### REQUIREMENTS
Return the lines that run from the line containing "Type out the text in this image." through the end of the entries, both ends included. Leave out all pictures.

[Dataset items]
•••
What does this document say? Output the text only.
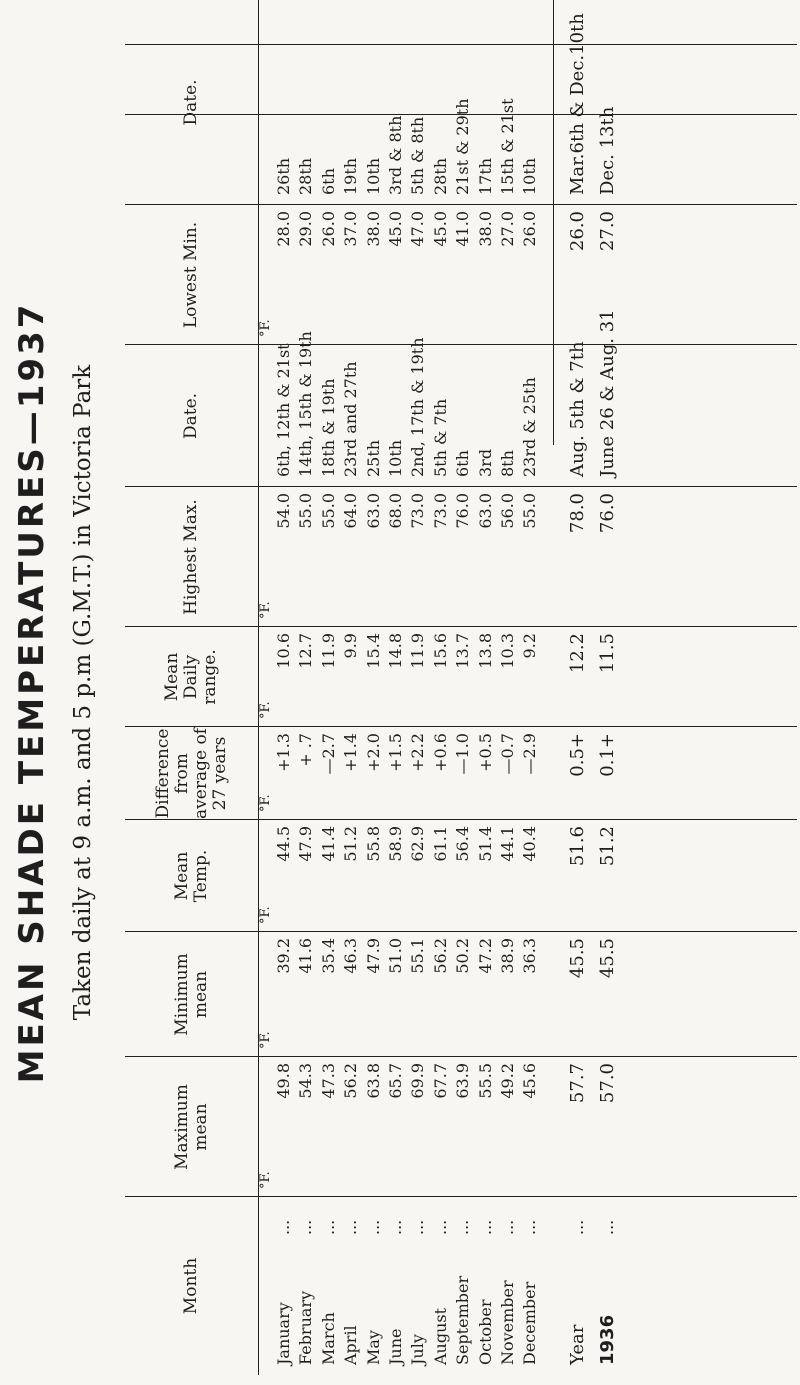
MEAN SHADE TEMPERATURES—1937 Taken daily at 9 a.m. and 5 p.m (G.M.T.) in Victoria Park
Month
Maximum
mean
Minimum
mean
Mean
Temp.
Difference
from
average of
27 years
Mean
Daily
range.
Highest Max.
Date.
Lowest Min.
Date.
January
...
February
...
March
...
April
...
May
...
June
...
July
...
August
...
September
...
October
...
November
...
December
...
49.8 54.3 47.3 56.2 63.8 65.7 69.9 67.7 63.9 55.5 49.2 45.6
°F.
39.2 41.6 35.4 46.3 47.9 51.0 55.1 56.2 50.2 47.2 38.9 36.3
°F.
44.5 47.9 41.4 51.2 55.8 58.9 62.9 61.1 56.4 51.4 44.1 40.4
°F.
+1.3 + .7 —2.7 +1.4 +2.0 +1.5 +2.2 +0.6 —1.0 +0.5 —0.7 —2.9
°F.
10.6 12.7 11.9 9.9 15.4 14.8 11.9 15.6 13.7 13.8 10.3 9.2
°F.
54.0 55.0 55.0 64.0 63.0 68.0 73.0 73.0 76.0 63.0 56.0 55.0
°F.
6th, 12th & 21st 14th, 15th & 19th 18th & 19th 23rd and 27th 25th 10th 2nd, 17th & 19th 5th & 7th 6th 3rd 8th 23rd & 25th
28.0 29.0 26.0 37.0 38.0 45.0 47.0 45.0 41.0 38.0 27.0 26.0
°F.
26th 28th 6th 19th 10th 3rd & 8th 5th & 8th 28th 21st & 29th 17th 15th & 21st 10th
Year
57.7
45.5
51.6
0.5+
12.2
78.0
Aug. 5th & 7th
26.0
Mar.6th & Dec.10th
...
1936
57.0
45.5
51.2
0.1+
11.5
76.0
June 26 & Aug. 31
27.0
Dec. 13th
...
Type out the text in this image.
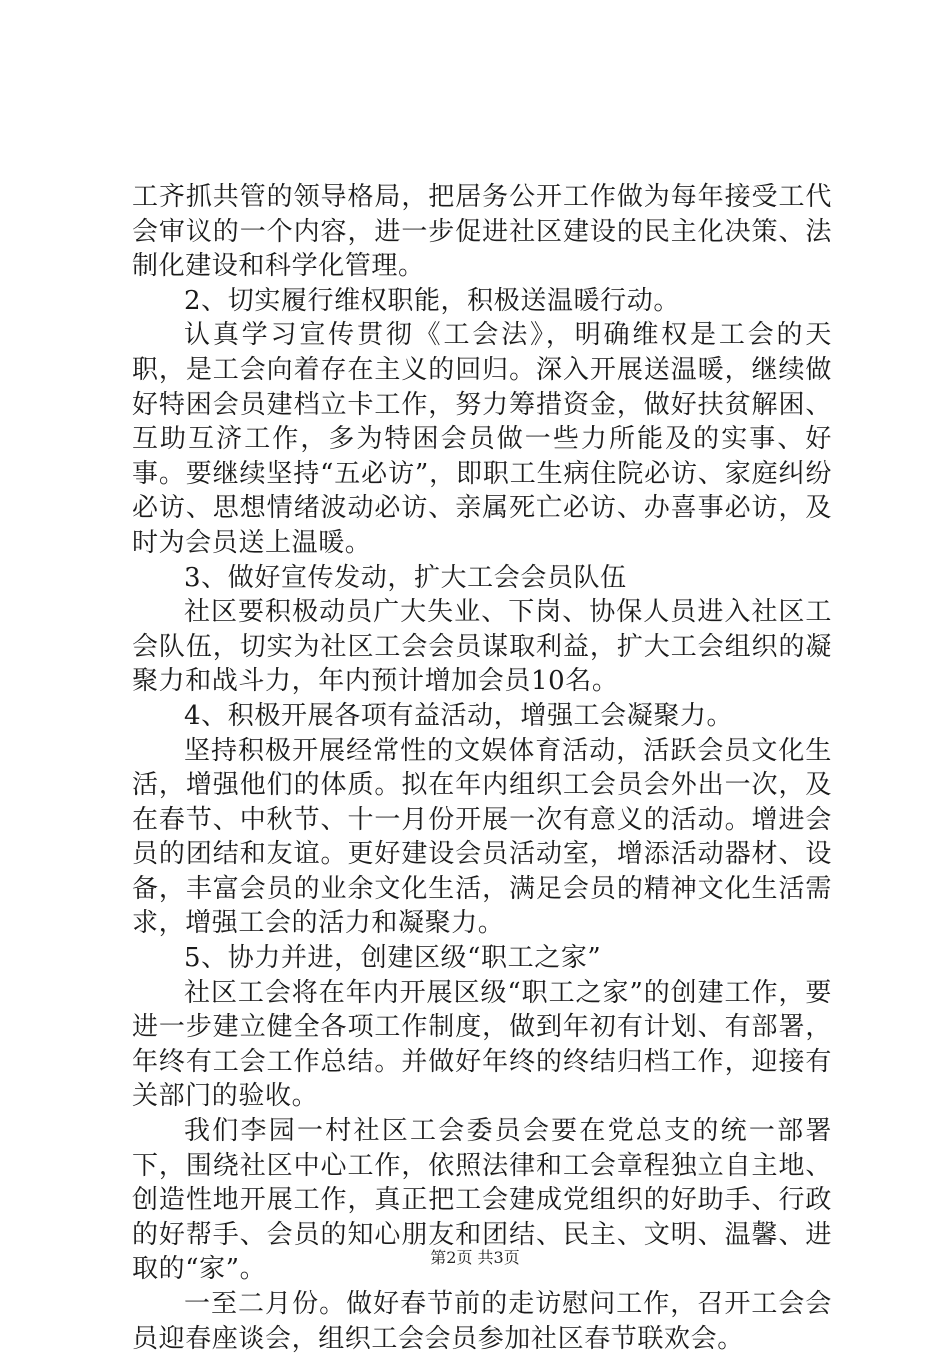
工齐抓共管的领导格局，把居务公开工作做为每年接受工代会审议的一个内容，进一步促进社区建设的民主化决策、法制化建设和科学化管理。

2、切实履行维权职能，积极送温暖行动。

认真学习宣传贯彻《工会法》，明确维权是工会的天职，是工会向着存在主义的回归。深入开展送温暖，继续做好特困会员建档立卡工作，努力筹措资金，做好扶贫解困、互助互济工作，多为特困会员做一些力所能及的实事、好事。要继续坚持“五必访”，即职工生病住院必访、家庭纠纷必访、思想情绪波动必访、亲属死亡必访、办喜事必访，及时为会员送上温暖。

3、做好宣传发动，扩大工会会员队伍

社区要积极动员广大失业、下岗、协保人员进入社区工会队伍，切实为社区工会会员谋取利益，扩大工会组织的凝聚力和战斗力，年内预计增加会员10名。

4、积极开展各项有益活动，增强工会凝聚力。

坚持积极开展经常性的文娱体育活动，活跃会员文化生活，增强他们的体质。拟在年内组织工会员会外出一次，及在春节、中秋节、十一月份开展一次有意义的活动。增进会员的团结和友谊。更好建设会员活动室，增添活动器材、设备，丰富会员的业余文化生活，满足会员的精神文化生活需求，增强工会的活力和凝聚力。

5、协力并进，创建区级“职工之家”

社区工会将在年内开展区级“职工之家”的创建工作，要进一步建立健全各项工作制度，做到年初有计划、有部署，年终有工会工作总结。并做好年终的终结归档工作，迎接有关部门的验收。

我们李园一村社区工会委员会要在党总支的统一部署下，围绕社区中心工作，依照法律和工会章程独立自主地、创造性地开展工作，真正把工会建成党组织的好助手、行政的好帮手、会员的知心朋友和团结、民主、文明、温馨、进取的“家”。

一至二月份。做好春节前的走访慰问工作，召开工会会员迎春座谈会，组织工会会员参加社区春节联欢会。

第2页 共3页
•••
### IN RESPONSE
Type out the text in this image.
工齐抓共管的领导格局，把居务公开工作做为每年接受工代会审议的一个内容，进一步促进社区建设的民主化决策、法制化建设和科学化管理。

2、切实履行维权职能，积极送温暖行动。

认真学习宣传贯彻《工会法》，明确维权是工会的天职，是工会向着存在主义的回归。深入开展送温暖，继续做好特困会员建档立卡工作，努力筹措资金，做好扶贫解困、互助互济工作，多为特困会员做一些力所能及的实事、好事。要继续坚持“五必访”，即职工生病住院必访、家庭纠纷必访、思想情绪波动必访、亲属死亡必访、办喜事必访，及时为会员送上温暖。

3、做好宣传发动，扩大工会会员队伍

社区要积极动员广大失业、下岗、协保人员进入社区工会队伍，切实为社区工会会员谋取利益，扩大工会组织的凝聚力和战斗力，年内预计增加会员10名。

4、积极开展各项有益活动，增强工会凝聚力。

坚持积极开展经常性的文娱体育活动，活跃会员文化生活，增强他们的体质。拟在年内组织工会员会外出一次，及在春节、中秋节、十一月份开展一次有意义的活动。增进会员的团结和友谊。更好建设会员活动室，增添活动器材、设备，丰富会员的业余文化生活，满足会员的精神文化生活需求，增强工会的活力和凝聚力。

5、协力并进，创建区级“职工之家”

社区工会将在年内开展区级“职工之家”的创建工作，要进一步建立健全各项工作制度，做到年初有计划、有部署，年终有工会工作总结。并做好年终的终结归档工作，迎接有关部门的验收。

我们李园一村社区工会委员会要在党总支的统一部署下，围绕社区中心工作，依照法律和工会章程独立自主地、创造性地开展工作，真正把工会建成党组织的好助手、行政的好帮手、会员的知心朋友和团结、民主、文明、温馨、进取的“家”。

一至二月份。做好春节前的走访慰问工作，召开工会会员迎春座谈会，组织工会会员参加社区春节联欢会。

第2页 共3页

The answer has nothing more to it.